* **What you have to do**: Arrange the listing, from its first line up to and including the line with "Segment this screenshot: for", as a JSON list of strings, one string per line and no blank lines. Omit the pictures.

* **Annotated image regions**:
((
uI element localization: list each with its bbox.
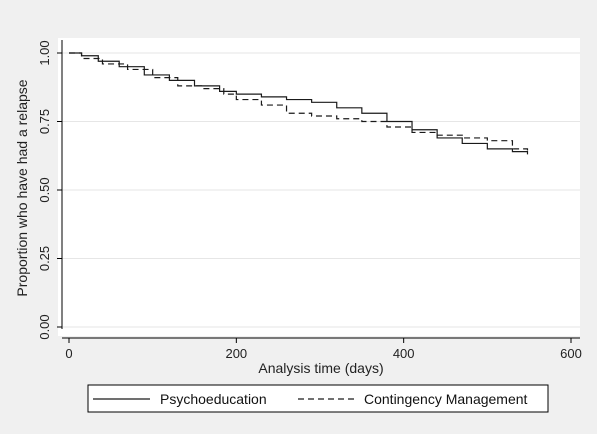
y-axis-title: Proportion who have had a relapse: [14, 79, 30, 296]
legend: Psychoeducation Contingency Management: [87, 384, 549, 413]
series-line-psychoeducation: [69, 52, 529, 155]
y-tick-label: 0.25: [37, 246, 52, 271]
legend-label-psychoeducation: Psychoeducation: [160, 391, 267, 407]
x-tick-label: 0: [65, 346, 72, 361]
x-axis-title: Analysis time (days): [258, 360, 383, 376]
plot-area: [58, 38, 580, 336]
series-lines: [69, 52, 529, 155]
series-line-contingency-management: [69, 52, 529, 155]
x-ticks: 0 200 400 600: [65, 338, 582, 361]
x-tick-label: 200: [225, 346, 247, 361]
y-ticks: 0.00 0.25 0.50 0.75 1.00: [37, 40, 62, 340]
axes: [61, 40, 580, 339]
y-tick-label: 0.50: [37, 177, 52, 202]
x-tick-label: 400: [393, 346, 415, 361]
y-tick-label: 1.00: [37, 40, 52, 65]
gridlines: [62, 52, 580, 328]
y-tick-label: 0.00: [37, 314, 52, 339]
y-tick-label: 0.75: [37, 109, 52, 134]
legend-label-contingency-management: Contingency Management: [364, 391, 528, 407]
x-tick-label: 600: [560, 346, 582, 361]
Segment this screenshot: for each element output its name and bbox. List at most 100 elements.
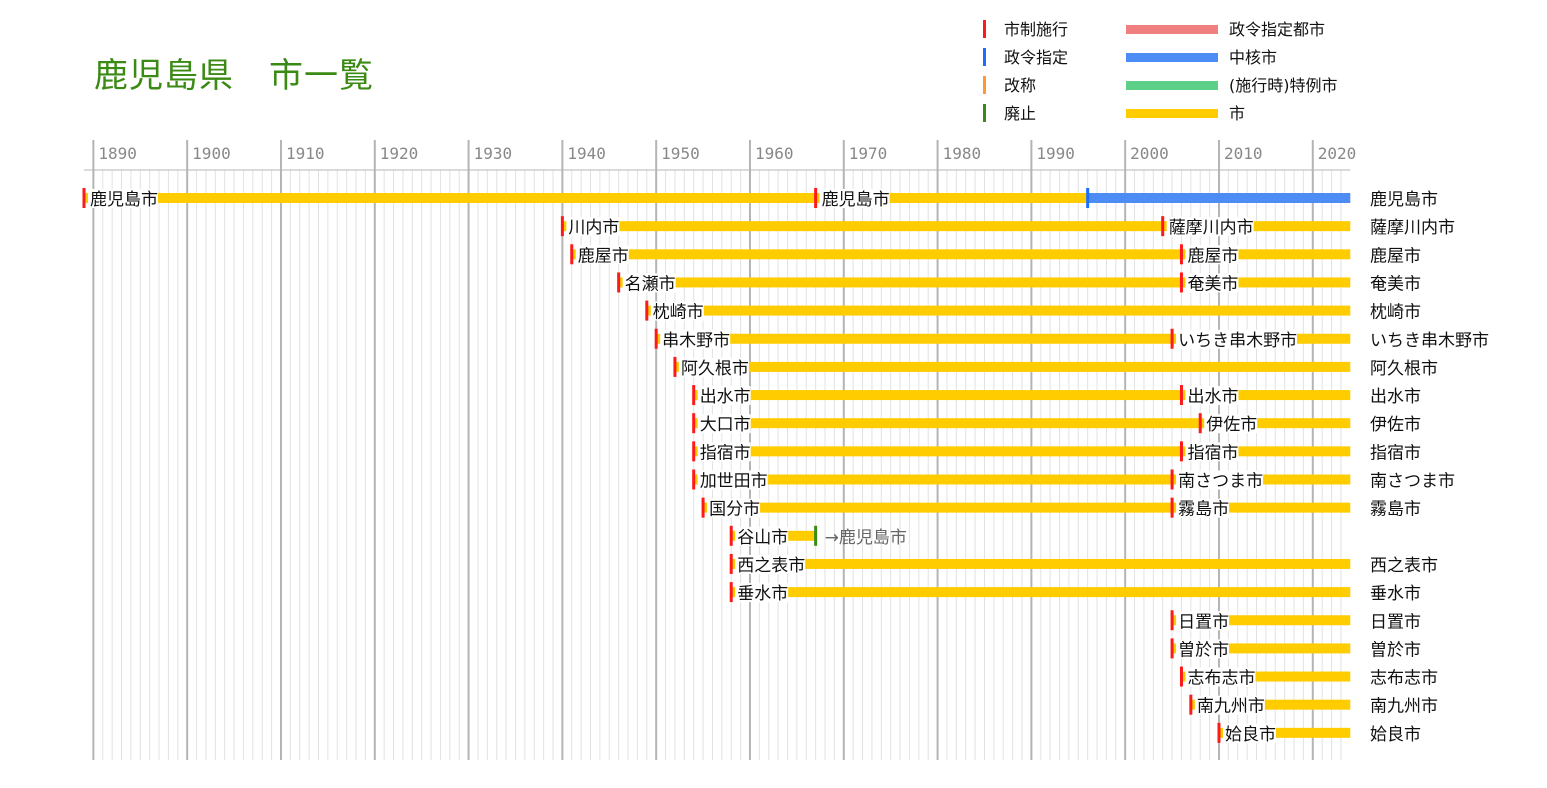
event-marker [1170,469,1174,490]
event-label: 曽於市 [1178,640,1229,660]
event-label: 日置市 [1178,612,1229,632]
legend-bar-label: (施行時)特例市 [1229,76,1338,95]
event-label: 霧島市 [1178,500,1229,520]
event-label: 伊佐市 [1206,415,1257,435]
legend-bar-label: 政令指定都市 [1229,20,1325,39]
event-label-bg [697,470,768,490]
event-label-bg [697,442,751,462]
current-city-label: 志布志市 [1370,669,1438,689]
current-city-label: 出水市 [1370,387,1421,407]
event-label: いちき串木野市 [1178,331,1297,351]
event-label-bg [1176,611,1230,631]
timeline-bar [1172,643,1351,654]
timeline-bar [1172,615,1351,626]
event-label: 川内市 [568,218,619,238]
event-marker [1086,188,1090,208]
x-tick-label: 2020 [1318,144,1357,163]
legend-marker-label: 廃止 [1004,104,1036,123]
event-label: 谷山市 [737,528,788,548]
x-tick-label: 1970 [849,144,888,163]
event-label-bg [697,414,751,434]
event-label-bg [650,301,704,321]
current-city-label: 伊佐市 [1370,415,1421,435]
event-label-bg [1185,386,1239,406]
legend-bar-swatch-1 [1126,25,1218,34]
event-marker [692,469,696,490]
x-tick-label: 1890 [98,144,137,163]
timeline-bar [731,558,1351,569]
event-label-bg [1166,217,1254,237]
legend-marker-2 [983,48,986,66]
timeline-bar [693,446,1351,457]
event-label: 姶良市 [1225,725,1276,745]
event-label-bg [1222,723,1276,743]
event-label-bg [1176,639,1230,659]
event-marker [692,413,696,434]
event-label-bg [678,357,749,377]
event-label: 指宿市 [1187,443,1238,463]
x-tick-label: 1900 [192,144,231,163]
event-marker [701,497,705,518]
event-label: 奄美市 [1187,274,1238,294]
event-label: 鹿屋市 [578,246,629,266]
legend-bar-swatch-4 [1126,109,1218,118]
event-marker [692,441,696,462]
current-city-label: 指宿市 [1370,443,1421,463]
current-city-label: 垂水市 [1370,584,1421,604]
event-label: 串木野市 [662,331,730,351]
event-label-bg [735,526,789,546]
event-marker [814,188,818,208]
current-city-label: 霧島市 [1370,500,1421,520]
legend-bar-label: 市 [1229,104,1245,123]
current-city-label: 南さつま市 [1370,472,1455,492]
event-marker [1189,694,1193,715]
timeline-bar [1181,671,1351,682]
event-marker [692,385,696,406]
timeline-bar [656,333,1351,344]
event-marker [645,300,649,321]
timeline-bar [731,587,1351,598]
event-label: 指宿市 [700,443,751,463]
event-marker [1198,413,1202,434]
timeline-bar [674,361,1351,372]
timeline-bar [646,305,1351,316]
event-label: 大口市 [700,415,751,435]
event-marker [673,356,677,377]
event-label-bg [735,554,806,574]
legend-marker-3 [983,76,986,94]
event-marker [1179,244,1183,265]
timeline-bar [703,502,1351,513]
event-marker [1170,497,1174,518]
event-label-bg [1176,470,1264,490]
legend-bar-swatch-3 [1126,81,1218,90]
event-marker [570,244,574,265]
event-marker [729,582,733,603]
event-marker [1170,328,1174,349]
current-city-label: 西之表市 [1370,556,1438,576]
legend-marker-4 [983,104,986,122]
event-label: 名瀬市 [625,274,676,294]
x-tick-label: 1980 [943,144,982,163]
x-tick-label: 1990 [1036,144,1075,163]
current-city-label: 阿久根市 [1370,359,1438,379]
event-label: 加世田市 [700,472,768,492]
timeline-bar [562,221,1351,232]
x-tick-label: 2000 [1130,144,1169,163]
event-label: 国分市 [709,500,760,520]
timeline-bar [618,277,1351,288]
timeline-bar [693,390,1351,401]
legend-marker-label: 改称 [1004,76,1036,95]
x-tick-label: 2010 [1224,144,1263,163]
x-tick-label: 1910 [286,144,325,163]
legend-marker-1 [983,20,986,38]
current-city-label: 薩摩川内市 [1370,218,1455,238]
event-label-bg [1185,273,1239,293]
timeline-bar [1218,727,1351,738]
event-label: 枕崎市 [653,303,704,323]
event-marker [1179,441,1183,462]
event-label-bg [697,386,751,406]
event-label-bg [566,217,620,237]
timeline-bar [693,474,1351,485]
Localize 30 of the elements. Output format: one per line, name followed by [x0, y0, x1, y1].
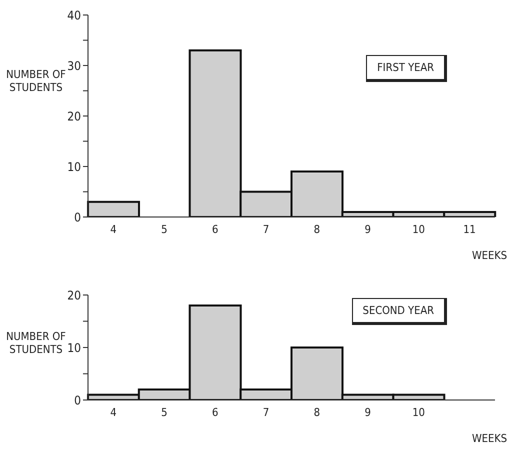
y-tick-label: 10: [67, 160, 82, 174]
x-tick-label: 4: [110, 406, 117, 419]
y-tick-label: 20: [67, 288, 82, 302]
x-axis-title: WEEKS: [472, 249, 507, 262]
x-tick-label: 9: [364, 222, 371, 236]
x-tick-label: 8: [314, 222, 320, 236]
x-tick-label: 4: [110, 222, 117, 236]
y-tick-label: 0: [74, 210, 82, 224]
x-tick-label: 11: [463, 222, 476, 236]
y-axis-title: NUMBER OF STUDENTS: [6, 68, 66, 94]
bar: [87, 200, 140, 217]
x-tick-label: 6: [212, 222, 218, 236]
x-tick-label: 7: [262, 222, 270, 236]
x-tick-label: 5: [161, 222, 168, 236]
x-axis-title: WEEKS: [472, 432, 507, 445]
x-tick-label: 9: [364, 406, 371, 419]
text: FIRST YEAR: [366, 55, 447, 82]
y-axis-title: NUMBER OF STUDENTS: [6, 330, 66, 356]
y-tick-label: 30: [67, 58, 82, 73]
y-tick-label: 10: [67, 340, 82, 355]
x-tick-label: 6: [212, 406, 218, 419]
x-tick-label: 5: [161, 406, 168, 419]
x-tick-label: 7: [262, 406, 270, 419]
x-tick-label: 8: [314, 406, 320, 419]
y-tick-label: 40: [67, 8, 82, 22]
y-tick-label: 20: [67, 109, 82, 124]
x-tick-label: 10: [412, 406, 425, 419]
text: SECOND YEAR: [352, 298, 447, 325]
x-tick-label: 10: [412, 222, 425, 236]
y-tick-label: 0: [74, 393, 82, 408]
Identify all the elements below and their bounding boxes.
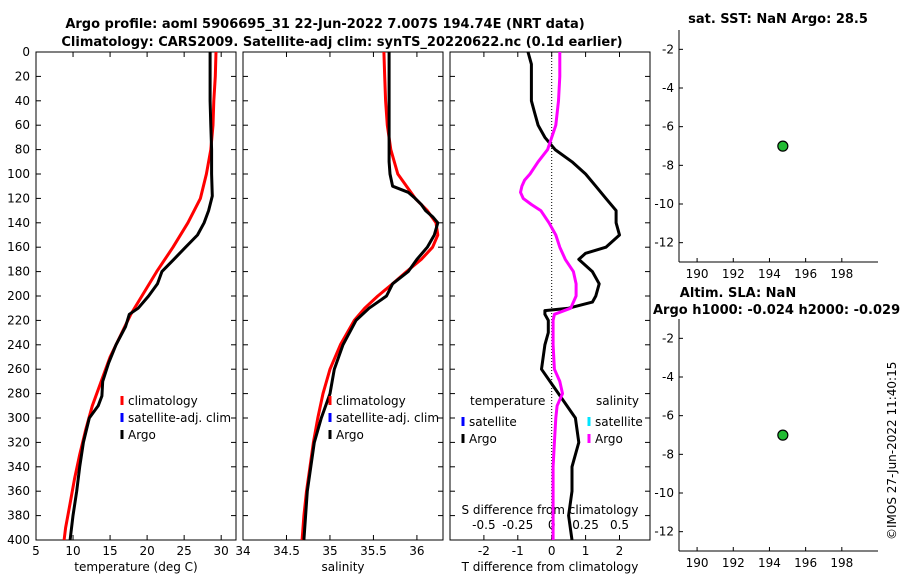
sla-map-ytick-label: -6 — [662, 409, 674, 423]
depth-tick-label: 140 — [7, 216, 30, 230]
salinity-xtick-label: 34 — [235, 544, 250, 558]
temperature-xtick-label: 20 — [139, 544, 154, 558]
salinity-legend-label: satellite-adj. clim — [336, 411, 439, 425]
temperature-series-argo — [68, 52, 214, 541]
sla-map-title-line2: Argo h1000: -0.024 h2000: -0.029 — [653, 303, 900, 318]
depth-tick-label: 320 — [7, 435, 30, 449]
sla-map-ytick-label: -4 — [662, 370, 674, 384]
sla-map-xtick-label: 194 — [758, 556, 781, 570]
salinity-diff-tick-label: -0.25 — [502, 518, 533, 532]
temperature-xtick-label: 30 — [214, 544, 229, 558]
sst-map-xtick-label: 196 — [794, 267, 817, 281]
depth-tick-label: 300 — [7, 411, 30, 425]
depth-tick-label: 180 — [7, 265, 30, 279]
sla-map-argo-location-marker — [777, 429, 789, 441]
salinity-diff-tick-label: 0.5 — [610, 518, 629, 532]
difference-xlabel: T difference from climatology — [461, 560, 639, 574]
sst-map-ytick-label: -6 — [662, 120, 674, 134]
difference-xtick-label: 1 — [582, 544, 590, 558]
depth-tick-label: 200 — [7, 289, 30, 303]
difference-axes-frame — [449, 51, 651, 541]
sla-map-title-line1: Altim. SLA: NaN — [680, 286, 796, 301]
salinity-xtick-label: 35.5 — [360, 544, 387, 558]
depth-tick-label: 280 — [7, 387, 30, 401]
sla-map-xtick-label: 192 — [722, 556, 745, 570]
depth-tick-label: 160 — [7, 240, 30, 254]
depth-tick-label: 20 — [15, 69, 30, 83]
salinity-diff-xlabel: S difference from climatology — [462, 503, 639, 517]
temperature-xtick-label: 15 — [102, 544, 117, 558]
depth-tick-label: 100 — [7, 167, 30, 181]
salinity-axes-frame — [242, 51, 444, 541]
difference-xtick-label: 0 — [548, 544, 556, 558]
temperature-axes-frame — [35, 51, 237, 541]
salinity-legend-label: climatology — [336, 394, 406, 408]
sst-map-title: sat. SST: NaN Argo: 28.5 — [688, 12, 868, 27]
sla-map-xtick-label: 190 — [686, 556, 709, 570]
temperature-xtick-label: 25 — [177, 544, 192, 558]
temperature-legend-label: Argo — [469, 432, 497, 446]
salinity-xlabel: salinity — [321, 560, 364, 574]
salinity-legend-label: Argo — [595, 432, 623, 446]
salinity-xtick-label: 35 — [322, 544, 337, 558]
salinity-diff-tick-label: 0.25 — [572, 518, 599, 532]
temperature-xtick-label: 5 — [32, 544, 40, 558]
sla-map-xtick-label: 198 — [830, 556, 853, 570]
temperature-legend-label: climatology — [128, 394, 198, 408]
salinity-legend-title: salinity — [596, 394, 639, 408]
temperature-xlabel: temperature (deg C) — [74, 560, 197, 574]
sla-map-ytick-label: -2 — [662, 331, 674, 345]
sst-map-xtick-label: 192 — [722, 267, 745, 281]
depth-tick-label: 240 — [7, 338, 30, 352]
difference-xtick-label: 2 — [616, 544, 624, 558]
depth-tick-label: 220 — [7, 313, 30, 327]
temperature-series-climatology — [62, 51, 218, 541]
difference-series-temperature-argo — [526, 51, 621, 541]
sst-map-ytick-label: -12 — [654, 236, 674, 250]
sst-map-argo-location-marker — [777, 140, 789, 152]
temperature-legend-label: satellite-adj. clim — [128, 411, 231, 425]
depth-tick-label: 380 — [7, 509, 30, 523]
depth-tick-label: 340 — [7, 460, 30, 474]
sst-map-xtick-label: 190 — [686, 267, 709, 281]
temperature-legend-label: Argo — [128, 428, 156, 442]
depth-tick-label: 360 — [7, 484, 30, 498]
sla-map-ytick-label: -8 — [662, 447, 674, 461]
sst-map-ytick-label: -2 — [662, 42, 674, 56]
salinity-series-argo — [302, 52, 440, 541]
depth-tick-label: 0 — [22, 45, 30, 59]
salinity-legend-label: satellite — [595, 415, 643, 429]
depth-tick-label: 60 — [15, 118, 30, 132]
depth-tick-label: 40 — [15, 94, 30, 108]
salinity-diff-tick-label: -0.5 — [472, 518, 495, 532]
sst-map-ytick-label: -4 — [662, 81, 674, 95]
difference-series-salinity-argo — [519, 52, 578, 540]
depth-tick-label: 80 — [15, 143, 30, 157]
footer-timestamp: ©IMOS 27-Jun-2022 11:40:15 — [885, 362, 899, 540]
difference-xtick-label: -2 — [478, 544, 490, 558]
sst-map-xtick-label: 198 — [830, 267, 853, 281]
figure-title-line1: Argo profile: aoml 5906695_31 22-Jun-202… — [65, 17, 584, 32]
sst-map-ytick-label: -8 — [662, 158, 674, 172]
sst-map-xtick-label: 194 — [758, 267, 781, 281]
sla-map-xtick-label: 196 — [794, 556, 817, 570]
depth-tick-label: 260 — [7, 362, 30, 376]
depth-tick-label: 400 — [7, 533, 30, 547]
temperature-xtick-label: 10 — [65, 544, 80, 558]
depth-tick-label: 120 — [7, 191, 30, 205]
temperature-legend-label: satellite — [469, 415, 517, 429]
salinity-legend-label: Argo — [336, 428, 364, 442]
figure-title-line2: Climatology: CARS2009. Satellite-adj cli… — [61, 35, 622, 50]
salinity-xtick-label: 34.5 — [273, 544, 300, 558]
sla-map-ytick-label: -10 — [654, 486, 674, 500]
salinity-series-climatology — [300, 51, 440, 541]
salinity-xtick-label: 36 — [409, 544, 424, 558]
sst-map-ytick-label: -10 — [654, 197, 674, 211]
difference-xtick-label: -1 — [512, 544, 524, 558]
sla-map-ytick-label: -12 — [654, 525, 674, 539]
temperature-legend-title: temperature — [470, 394, 545, 408]
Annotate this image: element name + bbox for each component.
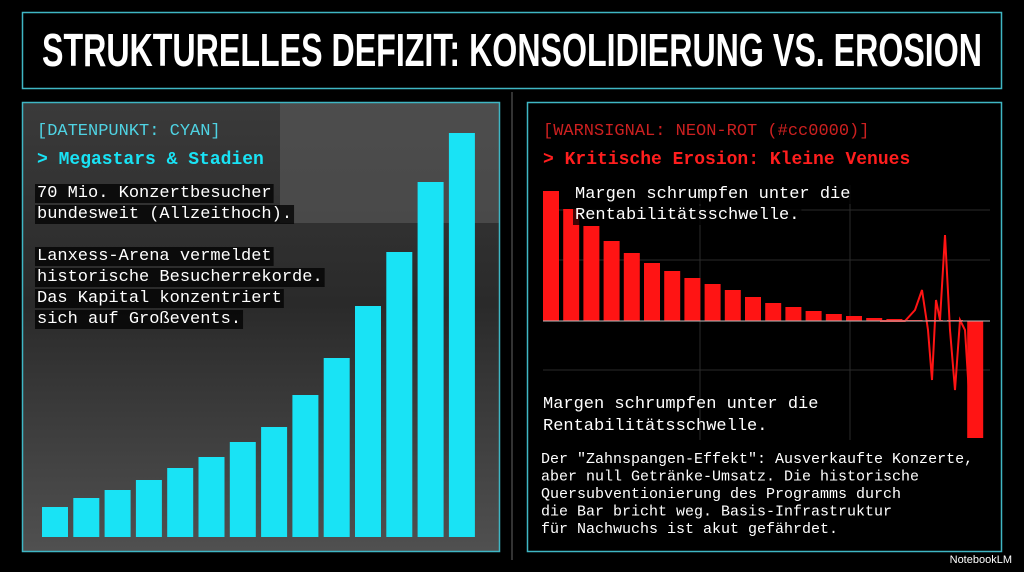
body-text: die Bar bricht weg. Basis-Infrastruktur: [541, 504, 892, 521]
text-backdrop: [35, 205, 295, 224]
bar: [866, 318, 883, 321]
bar: [724, 290, 741, 321]
panel-heading: > Kritische Erosion: Kleine Venues: [543, 150, 910, 170]
bar: [448, 133, 475, 537]
body-text: Lanxess-Arena vermeldet: [37, 247, 272, 266]
bar: [805, 311, 822, 321]
bar: [765, 303, 782, 321]
text-backdrop: [573, 185, 853, 204]
footer-brand: NotebookLM: [950, 554, 1012, 566]
bar: [704, 284, 721, 321]
bar: [825, 314, 842, 321]
title-box: [21, 11, 1003, 90]
text-backdrop: [35, 184, 274, 203]
overlay-text: Rentabilitätsschwelle.: [575, 206, 799, 225]
bar: [386, 252, 413, 537]
bar: [292, 395, 319, 537]
left-panel: [21, 101, 501, 553]
text-backdrop: [573, 206, 802, 225]
panel-heading: > Megastars & Stadien: [37, 150, 264, 170]
bar: [644, 263, 660, 321]
text-backdrop: [35, 310, 244, 329]
panel-tag: [WARNSIGNAL: NEON-ROT (#cc0000)]: [543, 122, 869, 141]
bar: [785, 307, 802, 321]
body-text: Das Kapital konzentriert: [37, 289, 282, 308]
bar: [664, 271, 681, 321]
right-panel: [526, 101, 1003, 553]
bar: [323, 358, 350, 537]
bar: [229, 442, 256, 537]
body-text: sich auf Großevents.: [37, 310, 241, 329]
body-text: Quersubventionierung des Programms durch: [541, 486, 901, 503]
bar: [355, 306, 381, 537]
text-backdrop: [35, 247, 274, 266]
bar: [261, 427, 288, 537]
bar: [684, 278, 701, 321]
panel-tag: [DATENPUNKT: CYAN]: [37, 122, 221, 141]
bar: [104, 490, 131, 537]
slide-title: STRUKTURELLES DEFIZIT: KONSOLIDIERUNG VS…: [42, 24, 982, 76]
text-backdrop: [35, 289, 284, 308]
body-text: für Nachwuchs ist akut gefährdet.: [541, 521, 838, 538]
bar: [73, 498, 100, 537]
bar: [745, 297, 761, 321]
caption-text: Margen schrumpfen unter die: [543, 395, 818, 414]
body-text: bundesweit (Allzeithoch).: [37, 205, 292, 224]
body-text: Der "Zahnspangen-Effekt": Ausverkaufte K…: [541, 451, 973, 468]
bar: [543, 191, 559, 321]
bar: [967, 321, 984, 438]
bar: [42, 507, 68, 537]
bar: [623, 253, 640, 321]
bar: [846, 316, 862, 321]
body-text: historische Besucherrekorde.: [37, 268, 323, 287]
waveform-decor: [880, 234, 971, 411]
body-text: 70 Mio. Konzertbesucher: [37, 184, 272, 203]
bar: [167, 468, 194, 537]
bar: [198, 457, 225, 537]
bar: [417, 182, 444, 537]
body-text: aber null Getränke-Umsatz. Die historisc…: [541, 469, 919, 486]
bar: [135, 480, 162, 537]
bar: [583, 226, 600, 321]
caption-text: Rentabilitätsschwelle.: [543, 417, 767, 436]
overlay-text: Margen schrumpfen unter die: [575, 185, 850, 204]
text-backdrop: [35, 268, 325, 287]
bar: [563, 209, 580, 321]
bar: [603, 241, 620, 321]
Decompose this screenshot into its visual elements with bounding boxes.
))
* **Output for this task**:
[
  "uI element localization: list each with its bbox.",
  "y-axis-title: Proportion who have had a relapse: [14, 79, 30, 296]",
  "legend: Psychoeducation Contingency Management: [87, 384, 549, 413]",
  "series-line-psychoeducation: [69, 52, 529, 155]",
  "y-tick-label: 0.25: [37, 246, 52, 271]",
  "legend-label-psychoeducation: Psychoeducation: [160, 391, 267, 407]",
  "x-tick-label: 0: [65, 346, 72, 361]",
  "x-axis-title: Analysis time (days): [258, 360, 383, 376]",
  "plot-area: [58, 38, 580, 336]",
  "series-lines: [69, 52, 529, 155]",
  "series-line-contingency-management: [69, 52, 529, 155]",
  "x-ticks: 0 200 400 600: [65, 338, 582, 361]",
  "x-tick-label: 200: [225, 346, 247, 361]",
  "y-ticks: 0.00 0.25 0.50 0.75 1.00: [37, 40, 62, 340]",
  "axes: [61, 40, 580, 339]",
  "y-tick-label: 0.50: [37, 177, 52, 202]",
  "x-tick-label: 400: [393, 346, 415, 361]",
  "y-tick-label: 1.00: [37, 40, 52, 65]",
  "gridlines: [62, 52, 580, 328]",
  "y-tick-label: 0.00: [37, 314, 52, 339]",
  "y-tick-label: 0.75: [37, 109, 52, 134]",
  "legend-label-contingency-management: Contingency Management: [364, 391, 528, 407]",
  "x-tick-label: 600: [560, 346, 582, 361]",
  "Segment this screenshot: for each element output its name and bbox. List at most 100 elements."
]